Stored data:
— Begin —

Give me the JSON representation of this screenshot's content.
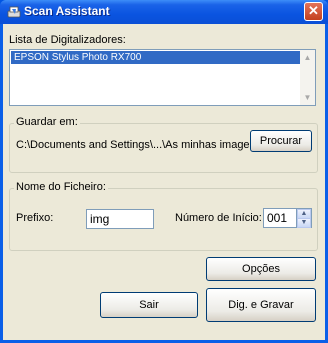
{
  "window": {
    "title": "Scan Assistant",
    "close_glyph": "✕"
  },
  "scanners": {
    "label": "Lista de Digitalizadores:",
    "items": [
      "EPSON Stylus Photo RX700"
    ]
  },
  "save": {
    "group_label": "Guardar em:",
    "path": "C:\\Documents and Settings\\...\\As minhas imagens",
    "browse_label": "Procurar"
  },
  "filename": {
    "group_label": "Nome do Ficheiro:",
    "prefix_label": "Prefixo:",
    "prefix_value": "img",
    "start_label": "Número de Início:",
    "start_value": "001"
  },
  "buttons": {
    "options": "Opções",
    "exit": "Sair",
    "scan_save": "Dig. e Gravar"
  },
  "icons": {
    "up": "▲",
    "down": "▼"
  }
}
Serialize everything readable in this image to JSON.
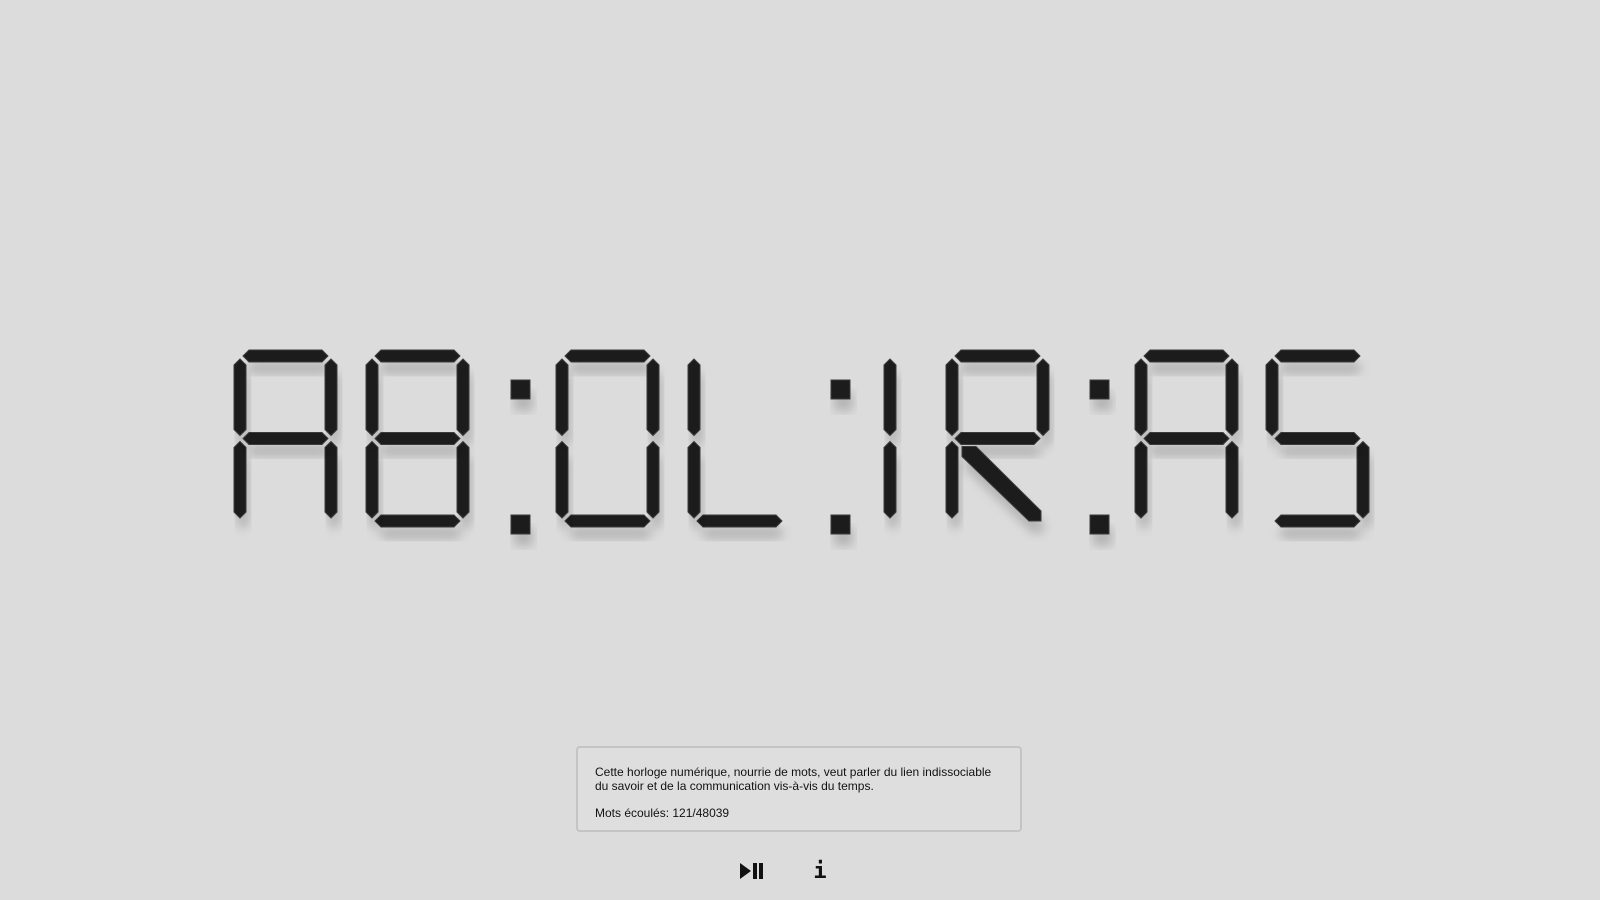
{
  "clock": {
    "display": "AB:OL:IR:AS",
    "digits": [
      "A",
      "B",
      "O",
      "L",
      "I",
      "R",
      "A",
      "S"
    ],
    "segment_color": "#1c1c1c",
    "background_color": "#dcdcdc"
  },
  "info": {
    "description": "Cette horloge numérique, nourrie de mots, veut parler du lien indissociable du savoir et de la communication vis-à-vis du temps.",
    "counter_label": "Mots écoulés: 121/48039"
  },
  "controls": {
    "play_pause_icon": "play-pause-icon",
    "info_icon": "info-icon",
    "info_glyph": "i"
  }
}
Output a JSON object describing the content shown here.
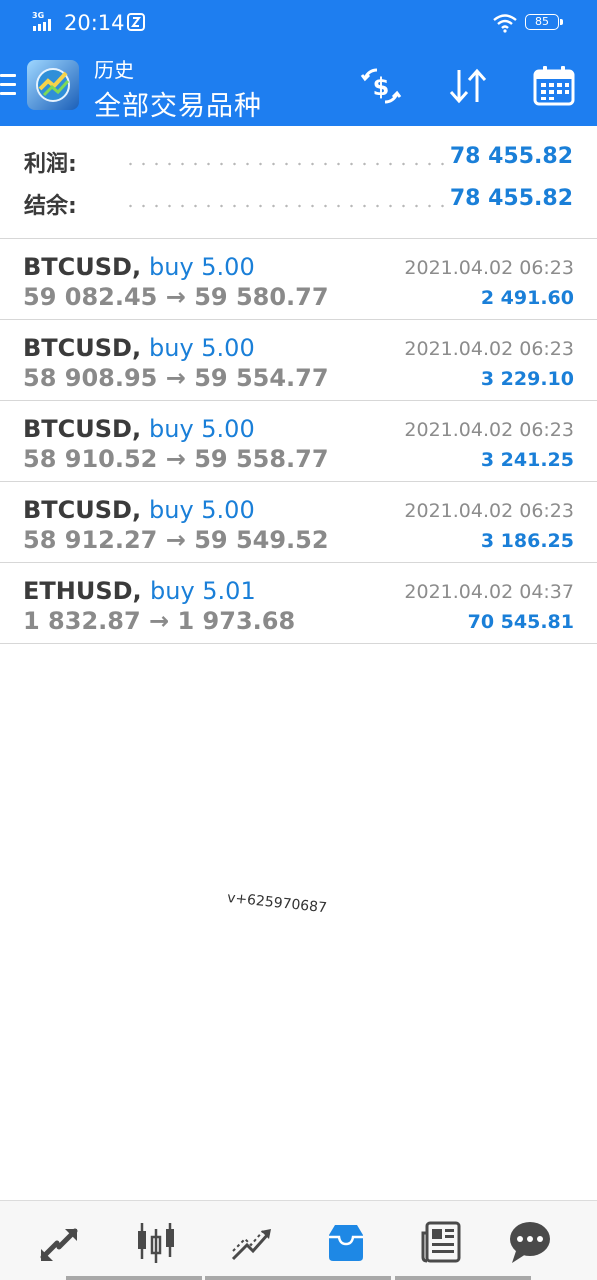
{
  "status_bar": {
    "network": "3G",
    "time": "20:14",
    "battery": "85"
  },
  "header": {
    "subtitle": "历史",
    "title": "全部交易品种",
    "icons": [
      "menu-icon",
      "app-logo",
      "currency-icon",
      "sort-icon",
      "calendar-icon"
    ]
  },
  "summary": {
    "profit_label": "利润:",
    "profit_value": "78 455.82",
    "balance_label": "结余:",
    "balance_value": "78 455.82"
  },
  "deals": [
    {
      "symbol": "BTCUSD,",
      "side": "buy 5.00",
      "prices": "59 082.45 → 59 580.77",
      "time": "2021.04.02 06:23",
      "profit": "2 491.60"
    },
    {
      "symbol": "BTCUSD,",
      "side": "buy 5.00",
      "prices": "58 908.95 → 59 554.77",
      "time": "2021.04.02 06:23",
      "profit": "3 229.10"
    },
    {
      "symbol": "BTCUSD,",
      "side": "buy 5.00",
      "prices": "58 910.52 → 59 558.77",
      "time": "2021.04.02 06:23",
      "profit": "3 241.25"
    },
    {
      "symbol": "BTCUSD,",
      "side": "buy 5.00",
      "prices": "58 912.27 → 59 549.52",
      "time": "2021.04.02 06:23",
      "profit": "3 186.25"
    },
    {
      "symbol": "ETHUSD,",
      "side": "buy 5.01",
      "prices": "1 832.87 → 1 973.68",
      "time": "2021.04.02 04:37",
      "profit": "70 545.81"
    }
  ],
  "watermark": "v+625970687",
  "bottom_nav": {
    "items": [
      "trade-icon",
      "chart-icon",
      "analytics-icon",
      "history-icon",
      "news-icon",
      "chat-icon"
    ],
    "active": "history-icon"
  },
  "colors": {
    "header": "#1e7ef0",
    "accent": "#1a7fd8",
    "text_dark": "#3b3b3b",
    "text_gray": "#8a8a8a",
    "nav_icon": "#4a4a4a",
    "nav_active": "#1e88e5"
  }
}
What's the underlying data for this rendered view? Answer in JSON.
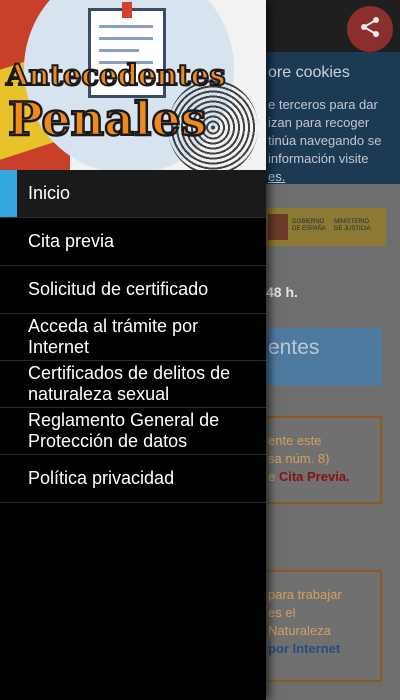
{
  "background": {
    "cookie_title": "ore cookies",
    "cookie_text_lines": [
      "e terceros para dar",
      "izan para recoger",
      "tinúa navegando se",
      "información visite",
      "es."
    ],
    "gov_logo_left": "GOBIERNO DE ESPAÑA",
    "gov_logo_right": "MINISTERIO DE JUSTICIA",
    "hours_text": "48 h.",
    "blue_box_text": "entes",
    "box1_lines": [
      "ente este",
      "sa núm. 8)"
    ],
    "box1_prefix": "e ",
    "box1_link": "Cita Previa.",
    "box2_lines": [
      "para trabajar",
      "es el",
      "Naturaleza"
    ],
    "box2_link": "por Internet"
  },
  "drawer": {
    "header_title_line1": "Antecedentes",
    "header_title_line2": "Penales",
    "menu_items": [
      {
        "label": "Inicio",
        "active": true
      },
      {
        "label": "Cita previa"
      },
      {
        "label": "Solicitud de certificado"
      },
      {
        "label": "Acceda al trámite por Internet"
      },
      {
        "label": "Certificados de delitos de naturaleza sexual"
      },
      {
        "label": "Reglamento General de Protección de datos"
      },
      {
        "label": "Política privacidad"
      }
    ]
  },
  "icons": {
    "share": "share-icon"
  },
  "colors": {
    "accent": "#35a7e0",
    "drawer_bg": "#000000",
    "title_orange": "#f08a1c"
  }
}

— End —

> [Exercise requirements] Repeat the full listing above exactly, with no pictures in the copy.

> [The solution]
Give me the JSON representation of this screenshot's content.
{
  "window": {
    "title": "Scan Assistant",
    "close_glyph": "✕"
  },
  "scanners": {
    "label": "Lista de Digitalizadores:",
    "items": [
      "EPSON Stylus Photo RX700"
    ]
  },
  "save": {
    "group_label": "Guardar em:",
    "path": "C:\\Documents and Settings\\...\\As minhas imagens",
    "browse_label": "Procurar"
  },
  "filename": {
    "group_label": "Nome do Ficheiro:",
    "prefix_label": "Prefixo:",
    "prefix_value": "img",
    "start_label": "Número de Início:",
    "start_value": "001"
  },
  "buttons": {
    "options": "Opções",
    "exit": "Sair",
    "scan_save": "Dig. e Gravar"
  },
  "icons": {
    "up": "▲",
    "down": "▼"
  }
}
Serialize everything readable in this image to JSON.
{
  "clock": {
    "display": "AB:OL:IR:AS",
    "digits": [
      "A",
      "B",
      "O",
      "L",
      "I",
      "R",
      "A",
      "S"
    ],
    "segment_color": "#1c1c1c",
    "background_color": "#dcdcdc"
  },
  "info": {
    "description": "Cette horloge numérique, nourrie de mots, veut parler du lien indissociable du savoir et de la communication vis-à-vis du temps.",
    "counter_label": "Mots écoulés: 121/48039"
  },
  "controls": {
    "play_pause_icon": "play-pause-icon",
    "info_icon": "info-icon",
    "info_glyph": "i"
  }
}
Output a JSON object describing the content shown here.
{
  "status_bar": {
    "network": "3G",
    "time": "20:14",
    "battery": "85"
  },
  "header": {
    "subtitle": "历史",
    "title": "全部交易品种",
    "icons": [
      "menu-icon",
      "app-logo",
      "currency-icon",
      "sort-icon",
      "calendar-icon"
    ]
  },
  "summary": {
    "profit_label": "利润:",
    "profit_value": "78 455.82",
    "balance_label": "结余:",
    "balance_value": "78 455.82"
  },
  "deals": [
    {
      "symbol": "BTCUSD,",
      "side": "buy 5.00",
      "prices": "59 082.45 → 59 580.77",
      "time": "2021.04.02 06:23",
      "profit": "2 491.60"
    },
    {
      "symbol": "BTCUSD,",
      "side": "buy 5.00",
      "prices": "58 908.95 → 59 554.77",
      "time": "2021.04.02 06:23",
      "profit": "3 229.10"
    },
    {
      "symbol": "BTCUSD,",
      "side": "buy 5.00",
      "prices": "58 910.52 → 59 558.77",
      "time": "2021.04.02 06:23",
      "profit": "3 241.25"
    },
    {
      "symbol": "BTCUSD,",
      "side": "buy 5.00",
      "prices": "58 912.27 → 59 549.52",
      "time": "2021.04.02 06:23",
      "profit": "3 186.25"
    },
    {
      "symbol": "ETHUSD,",
      "side": "buy 5.01",
      "prices": "1 832.87 → 1 973.68",
      "time": "2021.04.02 04:37",
      "profit": "70 545.81"
    }
  ],
  "watermark": "v+625970687",
  "bottom_nav": {
    "items": [
      "trade-icon",
      "chart-icon",
      "analytics-icon",
      "history-icon",
      "news-icon",
      "chat-icon"
    ],
    "active": "history-icon"
  },
  "colors": {
    "header": "#1e7ef0",
    "accent": "#1a7fd8",
    "text_dark": "#3b3b3b",
    "text_gray": "#8a8a8a",
    "nav_icon": "#4a4a4a",
    "nav_active": "#1e88e5"
  }
}
What's the underlying data for this rendered view? Answer in JSON.
{
  "background": {
    "cookie_title": "ore cookies",
    "cookie_text_lines": [
      "e terceros para dar",
      "izan para recoger",
      "tinúa navegando se",
      "información visite",
      "es."
    ],
    "gov_logo_left": "GOBIERNO DE ESPAÑA",
    "gov_logo_right": "MINISTERIO DE JUSTICIA",
    "hours_text": "48 h.",
    "blue_box_text": "entes",
    "box1_lines": [
      "ente este",
      "sa núm. 8)"
    ],
    "box1_prefix": "e ",
    "box1_link": "Cita Previa.",
    "box2_lines": [
      "para trabajar",
      "es el",
      "Naturaleza"
    ],
    "box2_link": "por Internet"
  },
  "drawer": {
    "header_title_line1": "Antecedentes",
    "header_title_line2": "Penales",
    "menu_items": [
      {
        "label": "Inicio",
        "active": true
      },
      {
        "label": "Cita previa"
      },
      {
        "label": "Solicitud de certificado"
      },
      {
        "label": "Acceda al trámite por Internet"
      },
      {
        "label": "Certificados de delitos de naturaleza sexual"
      },
      {
        "label": "Reglamento General de Protección de datos"
      },
      {
        "label": "Política privacidad"
      }
    ]
  },
  "icons": {
    "share": "share-icon"
  },
  "colors": {
    "accent": "#35a7e0",
    "drawer_bg": "#000000",
    "title_orange": "#f08a1c"
  }
}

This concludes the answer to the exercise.